Source data:
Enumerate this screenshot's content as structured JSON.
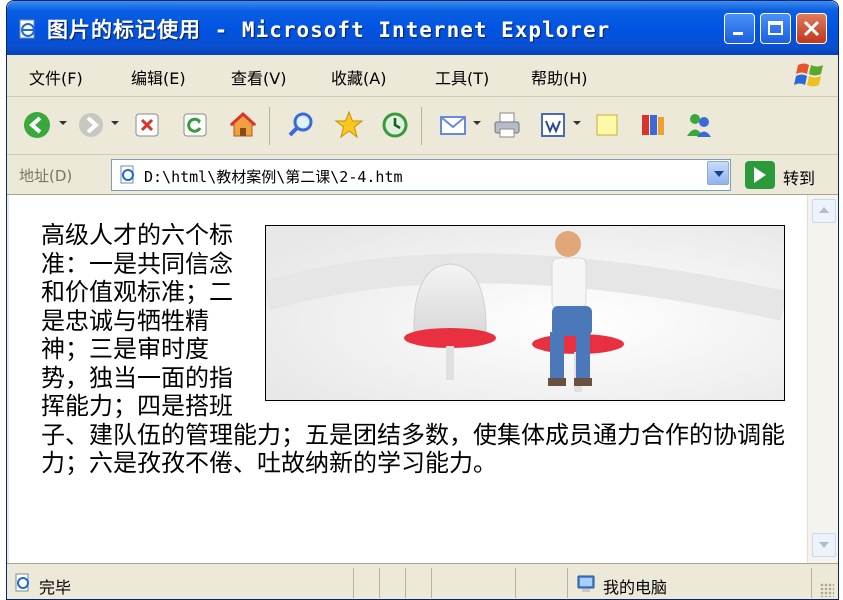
{
  "window": {
    "title": "图片的标记使用 - Microsoft Internet Explorer"
  },
  "menubar": {
    "items": [
      {
        "label": "文件(F)"
      },
      {
        "label": "编辑(E)"
      },
      {
        "label": "查看(V)"
      },
      {
        "label": "收藏(A)"
      },
      {
        "label": "工具(T)"
      },
      {
        "label": "帮助(H)"
      }
    ]
  },
  "toolbar": {
    "buttons": [
      "back-icon",
      "forward-icon",
      "stop-icon",
      "refresh-icon",
      "home-icon",
      "search-icon",
      "favorites-icon",
      "history-icon",
      "mail-icon",
      "print-icon",
      "edit-icon",
      "discuss-icon",
      "research-icon",
      "messenger-icon"
    ]
  },
  "addressbar": {
    "label": "地址(D)",
    "value": "D:\\html\\教材案例\\第二课\\2-4.htm",
    "go_label": "转到"
  },
  "page": {
    "paragraph": "高级人才的六个标准：一是共同信念和价值观标准；二是忠诚与牺牲精神；三是审时度势，独当一面的指挥能力；四是搭班子、建队伍的管理能力；五是团结多数，使集体成员通力合作的协调能力；六是孜孜不倦、吐故纳新的学习能力。"
  },
  "statusbar": {
    "text": "完毕",
    "zone": "我的电脑"
  },
  "colors": {
    "titlebar": "#0054e3",
    "window_bg": "#ece9d8",
    "close_button": "#c0381c"
  }
}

**Task description:** Write out the whole listing again, exactly, with no pictures.

**Solution to this exercise:**
Enumerate this screenshot's content as structured JSON.
{
  "window": {
    "title": "图片的标记使用 - Microsoft Internet Explorer"
  },
  "menubar": {
    "items": [
      {
        "label": "文件(F)"
      },
      {
        "label": "编辑(E)"
      },
      {
        "label": "查看(V)"
      },
      {
        "label": "收藏(A)"
      },
      {
        "label": "工具(T)"
      },
      {
        "label": "帮助(H)"
      }
    ]
  },
  "toolbar": {
    "buttons": [
      "back-icon",
      "forward-icon",
      "stop-icon",
      "refresh-icon",
      "home-icon",
      "search-icon",
      "favorites-icon",
      "history-icon",
      "mail-icon",
      "print-icon",
      "edit-icon",
      "discuss-icon",
      "research-icon",
      "messenger-icon"
    ]
  },
  "addressbar": {
    "label": "地址(D)",
    "value": "D:\\html\\教材案例\\第二课\\2-4.htm",
    "go_label": "转到"
  },
  "page": {
    "paragraph": "高级人才的六个标准：一是共同信念和价值观标准；二是忠诚与牺牲精神；三是审时度势，独当一面的指挥能力；四是搭班子、建队伍的管理能力；五是团结多数，使集体成员通力合作的协调能力；六是孜孜不倦、吐故纳新的学习能力。"
  },
  "statusbar": {
    "text": "完毕",
    "zone": "我的电脑"
  },
  "colors": {
    "titlebar": "#0054e3",
    "window_bg": "#ece9d8",
    "close_button": "#c0381c"
  }
}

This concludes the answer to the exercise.